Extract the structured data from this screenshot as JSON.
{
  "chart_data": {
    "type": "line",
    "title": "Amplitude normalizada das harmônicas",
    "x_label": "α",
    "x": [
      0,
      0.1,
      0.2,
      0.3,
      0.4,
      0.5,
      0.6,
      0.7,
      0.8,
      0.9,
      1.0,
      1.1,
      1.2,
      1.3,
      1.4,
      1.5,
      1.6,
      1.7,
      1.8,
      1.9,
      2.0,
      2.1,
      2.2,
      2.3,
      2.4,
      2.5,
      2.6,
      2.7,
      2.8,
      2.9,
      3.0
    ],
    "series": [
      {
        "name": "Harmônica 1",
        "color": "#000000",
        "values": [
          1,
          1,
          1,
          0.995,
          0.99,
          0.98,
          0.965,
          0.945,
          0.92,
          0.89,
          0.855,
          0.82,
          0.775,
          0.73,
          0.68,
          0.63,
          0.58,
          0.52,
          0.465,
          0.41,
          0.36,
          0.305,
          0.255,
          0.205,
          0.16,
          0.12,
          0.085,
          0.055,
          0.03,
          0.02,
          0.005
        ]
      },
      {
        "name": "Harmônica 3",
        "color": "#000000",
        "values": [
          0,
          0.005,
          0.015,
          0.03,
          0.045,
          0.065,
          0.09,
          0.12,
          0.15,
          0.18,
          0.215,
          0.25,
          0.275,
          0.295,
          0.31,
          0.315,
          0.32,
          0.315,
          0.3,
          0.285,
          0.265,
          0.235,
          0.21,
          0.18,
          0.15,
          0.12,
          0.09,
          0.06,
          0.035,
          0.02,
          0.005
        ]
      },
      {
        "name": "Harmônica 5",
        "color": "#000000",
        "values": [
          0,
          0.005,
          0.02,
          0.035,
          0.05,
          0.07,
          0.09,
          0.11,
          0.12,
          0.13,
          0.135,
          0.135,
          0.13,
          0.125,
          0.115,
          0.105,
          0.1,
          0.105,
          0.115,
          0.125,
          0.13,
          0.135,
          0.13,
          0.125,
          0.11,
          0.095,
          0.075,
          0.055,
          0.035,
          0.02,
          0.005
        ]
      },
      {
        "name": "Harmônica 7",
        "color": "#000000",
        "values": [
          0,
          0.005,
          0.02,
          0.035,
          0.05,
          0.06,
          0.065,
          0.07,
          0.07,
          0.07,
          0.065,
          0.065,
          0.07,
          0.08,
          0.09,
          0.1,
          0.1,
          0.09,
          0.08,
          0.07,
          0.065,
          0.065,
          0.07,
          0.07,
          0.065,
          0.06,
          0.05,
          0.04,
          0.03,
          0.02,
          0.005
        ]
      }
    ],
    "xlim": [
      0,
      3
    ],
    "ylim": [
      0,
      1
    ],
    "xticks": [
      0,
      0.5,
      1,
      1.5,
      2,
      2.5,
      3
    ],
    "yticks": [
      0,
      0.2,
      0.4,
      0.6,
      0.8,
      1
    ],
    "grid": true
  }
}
* * * *
PROBLEM STATEMENT: Reproduce the listing shown above in its entirety, exactly.

SOLUTION FOR THIS TASK:
Extract the structured data from this screenshot as JSON.
{
  "chart_data": {
    "type": "line",
    "title": "Amplitude normalizada das harmônicas",
    "x_label": "α",
    "x": [
      0,
      0.1,
      0.2,
      0.3,
      0.4,
      0.5,
      0.6,
      0.7,
      0.8,
      0.9,
      1.0,
      1.1,
      1.2,
      1.3,
      1.4,
      1.5,
      1.6,
      1.7,
      1.8,
      1.9,
      2.0,
      2.1,
      2.2,
      2.3,
      2.4,
      2.5,
      2.6,
      2.7,
      2.8,
      2.9,
      3.0
    ],
    "series": [
      {
        "name": "Harmônica 1",
        "color": "#000000",
        "values": [
          1,
          1,
          1,
          0.995,
          0.99,
          0.98,
          0.965,
          0.945,
          0.92,
          0.89,
          0.855,
          0.82,
          0.775,
          0.73,
          0.68,
          0.63,
          0.58,
          0.52,
          0.465,
          0.41,
          0.36,
          0.305,
          0.255,
          0.205,
          0.16,
          0.12,
          0.085,
          0.055,
          0.03,
          0.02,
          0.005
        ]
      },
      {
        "name": "Harmônica 3",
        "color": "#000000",
        "values": [
          0,
          0.005,
          0.015,
          0.03,
          0.045,
          0.065,
          0.09,
          0.12,
          0.15,
          0.18,
          0.215,
          0.25,
          0.275,
          0.295,
          0.31,
          0.315,
          0.32,
          0.315,
          0.3,
          0.285,
          0.265,
          0.235,
          0.21,
          0.18,
          0.15,
          0.12,
          0.09,
          0.06,
          0.035,
          0.02,
          0.005
        ]
      },
      {
        "name": "Harmônica 5",
        "color": "#000000",
        "values": [
          0,
          0.005,
          0.02,
          0.035,
          0.05,
          0.07,
          0.09,
          0.11,
          0.12,
          0.13,
          0.135,
          0.135,
          0.13,
          0.125,
          0.115,
          0.105,
          0.1,
          0.105,
          0.115,
          0.125,
          0.13,
          0.135,
          0.13,
          0.125,
          0.11,
          0.095,
          0.075,
          0.055,
          0.035,
          0.02,
          0.005
        ]
      },
      {
        "name": "Harmônica 7",
        "color": "#000000",
        "values": [
          0,
          0.005,
          0.02,
          0.035,
          0.05,
          0.06,
          0.065,
          0.07,
          0.07,
          0.07,
          0.065,
          0.065,
          0.07,
          0.08,
          0.09,
          0.1,
          0.1,
          0.09,
          0.08,
          0.07,
          0.065,
          0.065,
          0.07,
          0.07,
          0.065,
          0.06,
          0.05,
          0.04,
          0.03,
          0.02,
          0.005
        ]
      }
    ],
    "xlim": [
      0,
      3
    ],
    "ylim": [
      0,
      1
    ],
    "xticks": [
      0,
      0.5,
      1,
      1.5,
      2,
      2.5,
      3
    ],
    "yticks": [
      0,
      0.2,
      0.4,
      0.6,
      0.8,
      1
    ],
    "grid": true
  }
}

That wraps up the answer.